— START Dataset excerpts —
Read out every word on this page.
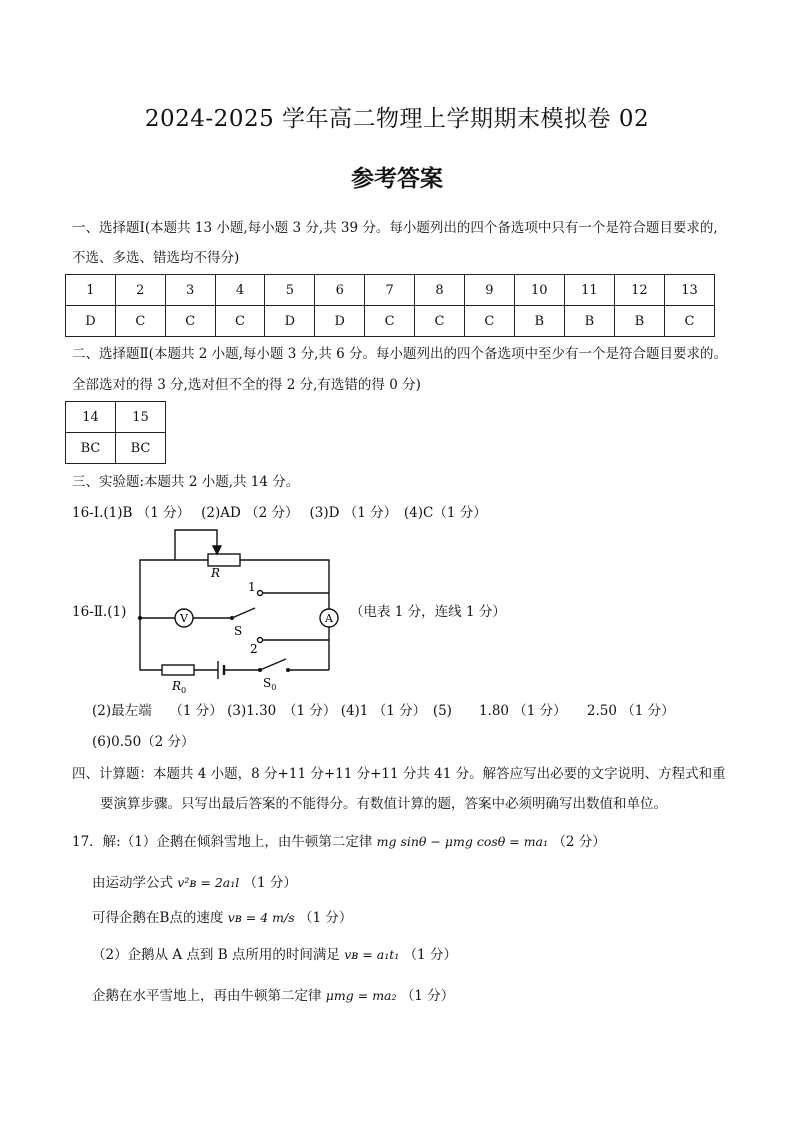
2024-2025 学年高二物理上学期期末模拟卷 02
参考答案
一、选择题Ⅰ(本题共 13 小题,每小题 3 分,共 39 分。每小题列出的四个备选项中只有一个是符合题目要求的,
不选、多选、错选均不得分)
1	2	3	4	5	6	7	8	9	10	11	12	13
D	C	C	C	D	D	C	C	C	B	B	B	C
二、选择题Ⅱ(本题共 2 小题,每小题 3 分,共 6 分。每小题列出的四个备选项中至少有一个是符合题目要求的。
全部选对的得 3 分,选对但不全的得 2 分,有选错的得 0 分)
14	15
BC	BC
三、实验题:本题共 2 小题,共 14 分。
16-Ⅰ.(1)B （1 分）　 (2)AD （2 分）　 (3)D （1 分）　(4)C（1 分）
16-Ⅱ.(1)
R
V	A
S
1
2
$R_0$
$S_0$
（电表 1 分，连线 1 分）
(2)最左端　 （1 分） (3)1.30　（1 分） (4)1 （1 分）　(5)　　1.80 （1 分）　　2.50 （1 分）
(6)0.50（2 分）
四、计算题：本题共 4 小题，8 分+11 分+11 分+11 分共 41 分。解答应写出必要的文字说明、方程式和重
要演算步骤。只写出最后答案的不能得分。有数值计算的题，答案中必须明确写出数值和单位。
17．解:（1）企鹅在倾斜雪地上，由牛顿第二定律 mg sinθ − μmg cosθ = ma₁ （2 分）
由运动学公式 v²ʙ = 2a₁l （1 分）
可得企鹅在B点的速度 vʙ = 4 m/s （1 分）
（2）企鹅从 A 点到 B 点所用的时间满足 vʙ = a₁t₁ （1 分）
企鹅在水平雪地上，再由牛顿第二定律 μmg = ma₂ （1 分）
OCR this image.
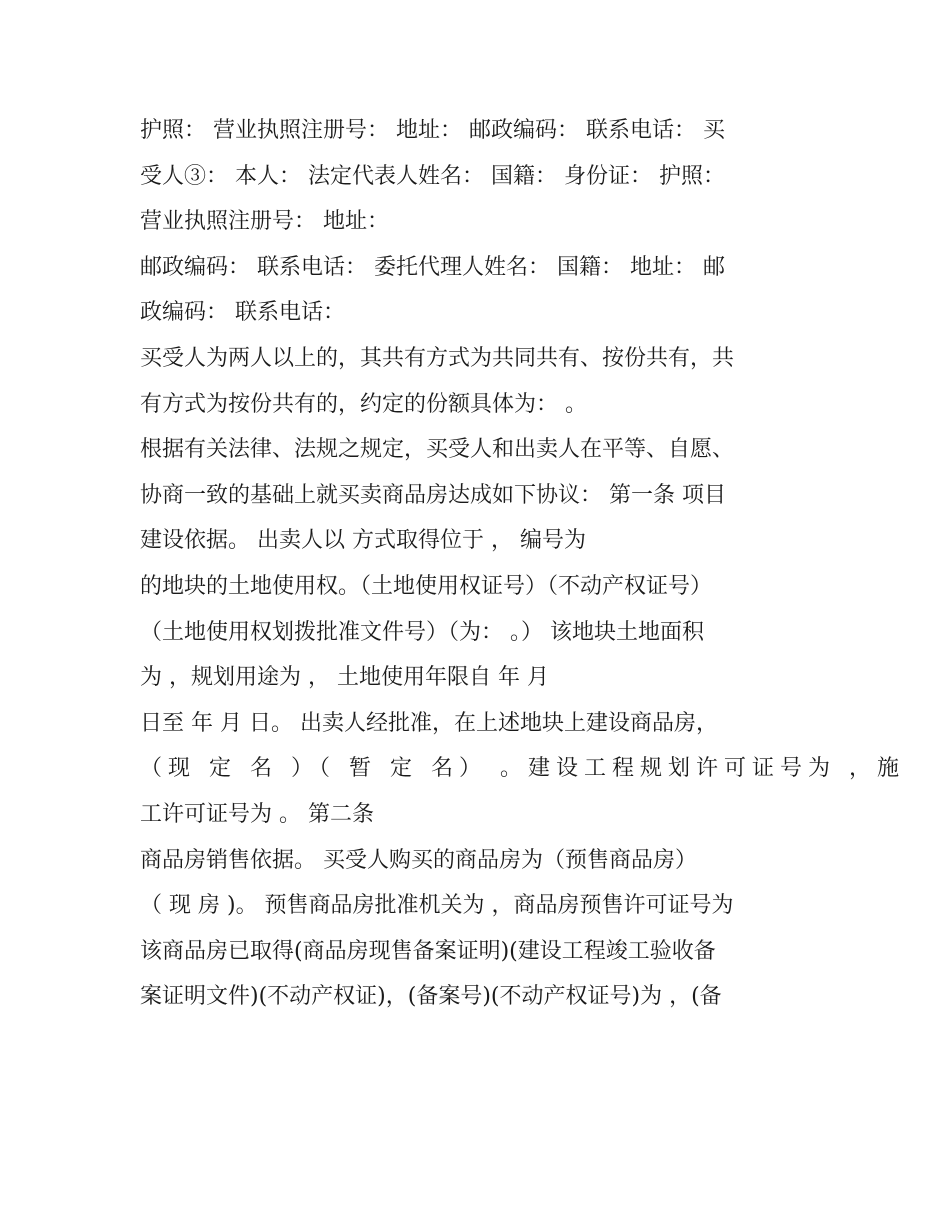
护照： 营业执照注册号： 地址： 邮政编码： 联系电话： 买
受人③： 本人： 法定代表人姓名： 国籍： 身份证： 护照：
营业执照注册号： 地址：
邮政编码： 联系电话： 委托代理人姓名： 国籍： 地址： 邮
政编码： 联系电话：
买受人为两人以上的，其共有方式为共同共有、按份共有，共
有方式为按份共有的，约定的份额具体为： 。
根据有关法律、法规之规定，买受人和出卖人在平等、自愿、
协商一致的基础上就买卖商品房达成如下协议： 第一条 项目
建设依据。 出卖人以 方式取得位于 ， 编号为
的地块的土地使用权。（土地使用权证号）（不动产权证号）
（土地使用权划拨批准文件号）（为： 。） 该地块土地面积
为 ，规划用途为 ， 土地使用年限自 年 月
日至 年 月 日。 出卖人经批准，在上述地块上建设商品房，
（现 定 名 ）（ 暂 定 名） 。建设工程规划许可证号为 ，施
工许可证号为 。 第二条
商品房销售依据。 买受人购买的商品房为（预售商品房）
（ 现 房 )。 预售商品房批准机关为 ，商品房预售许可证号为
该商品房已取得(商品房现售备案证明)(建设工程竣工验收备
案证明文件)(不动产权证)，(备案号)(不动产权证号)为 ，(备
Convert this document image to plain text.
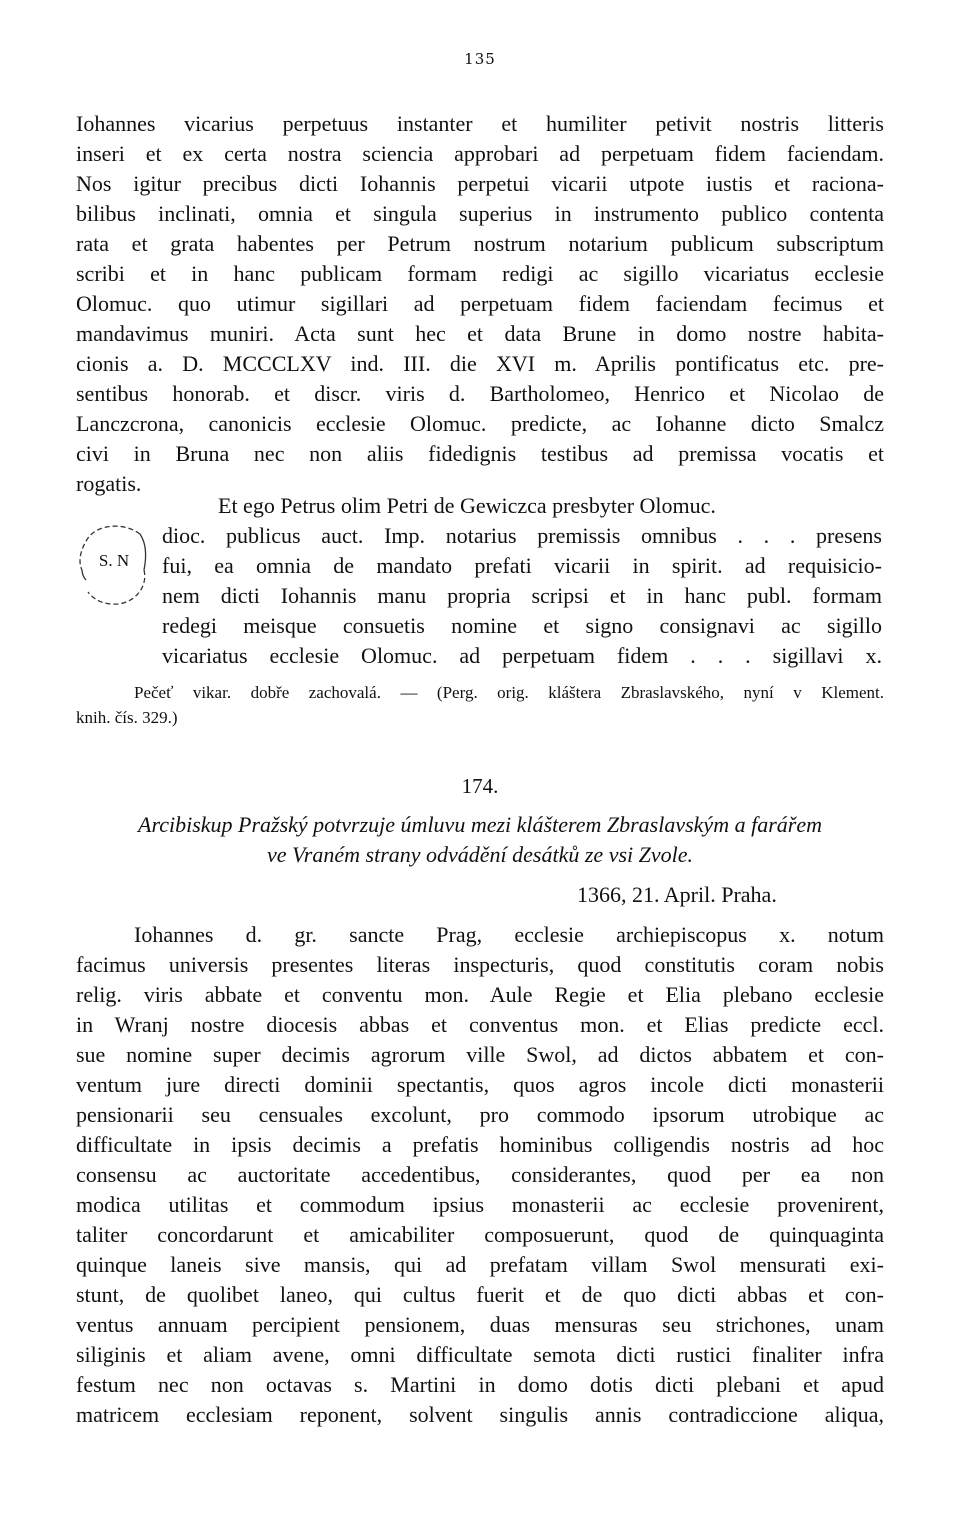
135
Iohannes vicarius perpetuus instanter et humiliter petivit nostris litteris
inseri et ex certa nostra sciencia approbari ad perpetuam fidem faciendam.
Nos igitur precibus dicti Iohannis perpetui vicarii utpote iustis et raciona-
bilibus inclinati, omnia et singula superius in instrumento publico contenta
rata et grata habentes per Petrum nostrum notarium publicum subscriptum
scribi et in hanc publicam formam redigi ac sigillo vicariatus ecclesie
Olomuc. quo utimur sigillari ad perpetuam fidem faciendam fecimus et
mandavimus muniri. Acta sunt hec et data Brune in domo nostre habita-
cionis a. D. MCCCLXV ind. III. die XVI m. Aprilis pontificatus etc. pre-
sentibus honorab. et discr. viris d. Bartholomeo, Henrico et Nicolao de
Lanczcrona, canonicis ecclesie Olomuc. predicte, ac Iohanne dicto Smalcz
civi in Bruna nec non aliis fidedignis testibus ad premissa vocatis et
rogatis.
S. N
Et ego Petrus olim Petri de Gewiczca presbyter Olomuc.
dioc. publicus auct. Imp. notarius premissis omnibus . . . presens
fui, ea omnia de mandato prefati vicarii in spirit. ad requisicio-
nem dicti Iohannis manu propria scripsi et in hanc publ. formam
redegi meisque consuetis nomine et signo consignavi ac sigillo
vicariatus ecclesie Olomuc. ad perpetuam fidem . . . sigillavi x.
Pečeť vikar. dobře zachovalá. — (Perg. orig. kláštera Zbraslavského, nyní v Klement.
knih. čís. 329.)
174.
Arcibiskup Pražský potvrzuje úmluvu mezi klášterem Zbraslavským a farářem
ve Vraném strany odvádění desátků ze vsi Zvole.
1366, 21. April. Praha.
Iohannes d. gr. sancte Prag, ecclesie archiepiscopus x. notum
facimus universis presentes literas inspecturis, quod constitutis coram nobis
relig. viris abbate et conventu mon. Aule Regie et Elia plebano ecclesie
in Wranj nostre diocesis abbas et conventus mon. et Elias predicte eccl.
sue nomine super decimis agrorum ville Swol, ad dictos abbatem et con-
ventum jure directi dominii spectantis, quos agros incole dicti monasterii
pensionarii seu censuales excolunt, pro commodo ipsorum utrobique ac
difficultate in ipsis decimis a prefatis hominibus colligendis nostris ad hoc
consensu ac auctoritate accedentibus, considerantes, quod per ea non
modica utilitas et commodum ipsius monasterii ac ecclesie provenirent,
taliter concordarunt et amicabiliter composuerunt, quod de quinquaginta
quinque laneis sive mansis, qui ad prefatam villam Swol mensurati exi-
stunt, de quolibet laneo, qui cultus fuerit et de quo dicti abbas et con-
ventus annuam percipient pensionem, duas mensuras seu strichones, unam
siliginis et aliam avene, omni difficultate semota dicti rustici finaliter infra
festum nec non octavas s. Martini in domo dotis dicti plebani et apud
matricem ecclesiam reponent, solvent singulis annis contradiccione aliqua,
— END Dataset excerpts —
Given request> Using the data above, copy each line that contains "monasterii".

Exercise output>
ventum jure directi dominii spectantis, quos agros incole dicti monasterii
modica utilitas et commodum ipsius monasterii ac ecclesie provenirent,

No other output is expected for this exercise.